> Excerpted text:
╔══
The Chain of Transportation Challenge
A team calling itself LiFe won the Sustainable Chain of Transportation Challenge. The team designed a battery, a vehicle and an app to match specific transportation needs with the most efficient transportation solutions. Team member Abby Liang, from Troy, Michigan, said: “My new knowledge about the scientific research and design process, as well as both technical and creative skills from coding to policy frameworks to project management, will stay with me as I continue in my studies… I am so proud of our final comprehensive design." Members of the team were from Mexico, New Zealand, Egypt and the United States. The Sustainable Chain of Transportation Challenge was sponsored by the Royal Swedish Academy of Engineering Sciences and the Volvo Group.
Winning teams will receive a trip to New York City for next year’s annual GSA Summit, as this year’s Summit was postponed due to the coronavirus pandemic. In lieu of the in-person event this year, a virtual summit was held last month. Nicholas B. Dirks, the Academy’s President and CEO, addressed almost a thousand students and mentors, with a message about the importance of cross-discipline curiosity. Laura Helmuth, Editor-In-Chief of Scientific American, delivered a keynote address, describing career pathways to science journalism and explaining the importance of good communication in the practice of science.
One of S&P Global’s 25 Challenge mentors echoed the belief that the exchange of ideas is a two-way process. “I wanted the chance… [to] get some exposure to what the next generation thinks about the problems the world is facing,” said Ryan Duve, a senior data scientist. Ryan worked with several teams and mentored a team called Symblot, which competed in the Cybersecurity Challenge. “I think the most important part of mentoring is just being a positive example of what you can be when you grow up,” he continued. “Too many young people only hear about different professions in articles and never really get a chance to do Q&A with a practitioner, which is a role I thought I could help fill.”
╚══
> Dataset extract:
╔══
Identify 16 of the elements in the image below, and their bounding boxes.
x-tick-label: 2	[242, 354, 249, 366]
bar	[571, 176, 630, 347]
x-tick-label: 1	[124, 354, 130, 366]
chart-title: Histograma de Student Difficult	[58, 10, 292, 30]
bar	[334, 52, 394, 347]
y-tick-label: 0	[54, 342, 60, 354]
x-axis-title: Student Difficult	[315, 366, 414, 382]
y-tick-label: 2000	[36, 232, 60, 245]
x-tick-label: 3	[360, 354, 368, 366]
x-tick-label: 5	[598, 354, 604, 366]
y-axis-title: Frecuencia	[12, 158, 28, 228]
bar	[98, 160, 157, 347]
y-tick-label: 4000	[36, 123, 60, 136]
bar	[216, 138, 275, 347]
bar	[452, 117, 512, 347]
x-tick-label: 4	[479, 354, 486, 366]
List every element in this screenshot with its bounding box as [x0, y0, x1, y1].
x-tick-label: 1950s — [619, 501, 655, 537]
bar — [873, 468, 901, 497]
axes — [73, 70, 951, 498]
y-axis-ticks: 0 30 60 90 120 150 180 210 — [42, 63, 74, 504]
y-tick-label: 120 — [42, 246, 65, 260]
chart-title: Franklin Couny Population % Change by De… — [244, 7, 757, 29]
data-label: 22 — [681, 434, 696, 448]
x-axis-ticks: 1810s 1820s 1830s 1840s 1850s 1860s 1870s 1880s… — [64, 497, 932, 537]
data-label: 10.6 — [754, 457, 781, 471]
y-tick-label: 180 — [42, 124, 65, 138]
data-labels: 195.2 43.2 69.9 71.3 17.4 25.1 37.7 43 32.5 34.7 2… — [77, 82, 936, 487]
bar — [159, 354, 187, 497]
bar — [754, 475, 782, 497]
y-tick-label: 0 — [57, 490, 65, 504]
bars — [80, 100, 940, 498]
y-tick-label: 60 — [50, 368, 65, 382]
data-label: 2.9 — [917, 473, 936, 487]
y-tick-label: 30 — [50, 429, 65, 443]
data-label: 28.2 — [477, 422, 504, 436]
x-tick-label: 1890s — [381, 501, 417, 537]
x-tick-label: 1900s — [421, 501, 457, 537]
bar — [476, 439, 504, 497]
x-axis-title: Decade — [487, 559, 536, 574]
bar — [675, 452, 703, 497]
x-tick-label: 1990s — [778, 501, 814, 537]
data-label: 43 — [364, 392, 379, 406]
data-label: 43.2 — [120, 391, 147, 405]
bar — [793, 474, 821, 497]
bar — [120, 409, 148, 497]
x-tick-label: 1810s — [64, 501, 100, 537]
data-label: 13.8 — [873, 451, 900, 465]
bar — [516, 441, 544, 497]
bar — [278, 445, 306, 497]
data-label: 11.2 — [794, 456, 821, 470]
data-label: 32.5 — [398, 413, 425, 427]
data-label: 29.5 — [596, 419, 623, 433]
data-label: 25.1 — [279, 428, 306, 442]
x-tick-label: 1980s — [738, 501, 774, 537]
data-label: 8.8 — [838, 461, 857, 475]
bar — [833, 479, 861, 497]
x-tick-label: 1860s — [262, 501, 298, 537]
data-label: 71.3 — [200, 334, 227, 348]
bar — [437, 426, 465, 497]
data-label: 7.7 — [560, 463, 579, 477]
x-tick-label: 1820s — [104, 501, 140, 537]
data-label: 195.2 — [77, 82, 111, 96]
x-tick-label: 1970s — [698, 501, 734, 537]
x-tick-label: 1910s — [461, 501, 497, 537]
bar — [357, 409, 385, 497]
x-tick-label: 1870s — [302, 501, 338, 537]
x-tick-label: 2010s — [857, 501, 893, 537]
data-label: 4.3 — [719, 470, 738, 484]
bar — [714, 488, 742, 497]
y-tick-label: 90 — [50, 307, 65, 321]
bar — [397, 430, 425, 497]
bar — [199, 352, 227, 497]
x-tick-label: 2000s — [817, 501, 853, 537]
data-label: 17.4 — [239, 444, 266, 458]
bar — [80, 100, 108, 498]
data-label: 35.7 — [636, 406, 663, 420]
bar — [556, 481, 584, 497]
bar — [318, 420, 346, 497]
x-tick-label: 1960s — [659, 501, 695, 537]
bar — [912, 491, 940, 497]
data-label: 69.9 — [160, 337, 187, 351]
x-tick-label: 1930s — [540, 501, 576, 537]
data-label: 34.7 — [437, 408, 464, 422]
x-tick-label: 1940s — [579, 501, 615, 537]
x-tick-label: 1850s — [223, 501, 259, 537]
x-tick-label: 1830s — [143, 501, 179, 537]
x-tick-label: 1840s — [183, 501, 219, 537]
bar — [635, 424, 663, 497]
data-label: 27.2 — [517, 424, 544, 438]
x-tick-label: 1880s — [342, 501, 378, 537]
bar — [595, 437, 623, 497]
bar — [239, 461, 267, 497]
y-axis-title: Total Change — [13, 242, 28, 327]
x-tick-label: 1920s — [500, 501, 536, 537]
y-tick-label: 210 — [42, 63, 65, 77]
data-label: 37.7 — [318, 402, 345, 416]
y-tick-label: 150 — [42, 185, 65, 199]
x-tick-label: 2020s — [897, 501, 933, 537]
╚══
> Aim of the task:
Carry on the article about the student challenge winners and their mentors, starting right after its final sentence.

> Task result:
Winning Teams for the 2020 Global STEM Alliance Challenges
Combatting COVID-19: Abhay Sheshadri, Monroe Township, NJ, US; Anshul Mahajan, New Delhi, India; Regan Razon, Morrisville, NC, US; Tanush Swaminathan, Monroe Township, NJ, US; Young Chen, Asburn, VA, US.
Cybersecurity in the Age of IoT: Rasmus Häggkvist, Norbotten, Sweden; Sneha Pullanoor, Mumbai, India; Ouahib Timoulali, Kenitra, Morocco; Subaita Rahman, Toronto, Canada; Ma. Rizza Cerilles, Cavite, Philippines; Max Kenning, Stockholm, Sweden.
Space: Sachee Kachchakaduge, Vancouver, Canada; Sreenidhi Vijayaraghavan, Dubai, United Arab Emirates; Andreea Bujor, Ungheni, Republic of Moldova; Abhinav Agarwal, Jaipur, India; Arnav Hazra, San Francisco, CA, US; Naveen HV, Mysore, India.
Intelligent Homes & Health: Sara Rydell, Stockholm, Sweden; Jana Montanez, Parañaque City, Philippines; Ansh Gadodia, Princeton Junction, NJ, US; Sophia Li, Melbourne, Australia; Alice Forslund, Göteborg, Sweden; Zoe Piccirillo, New York, NY, US.
Sustainable Chain of Transportation: Cynthia Ramirez Meneses, Texcoco, Mexico; Izabela Zmirska, St. Augustine, FL, US; Evie Rose Grace, Dunedin, New Zealand; Ishita Bhimavarapu, Princeton, NJ, US; Abby Liang, Troy, MI, US.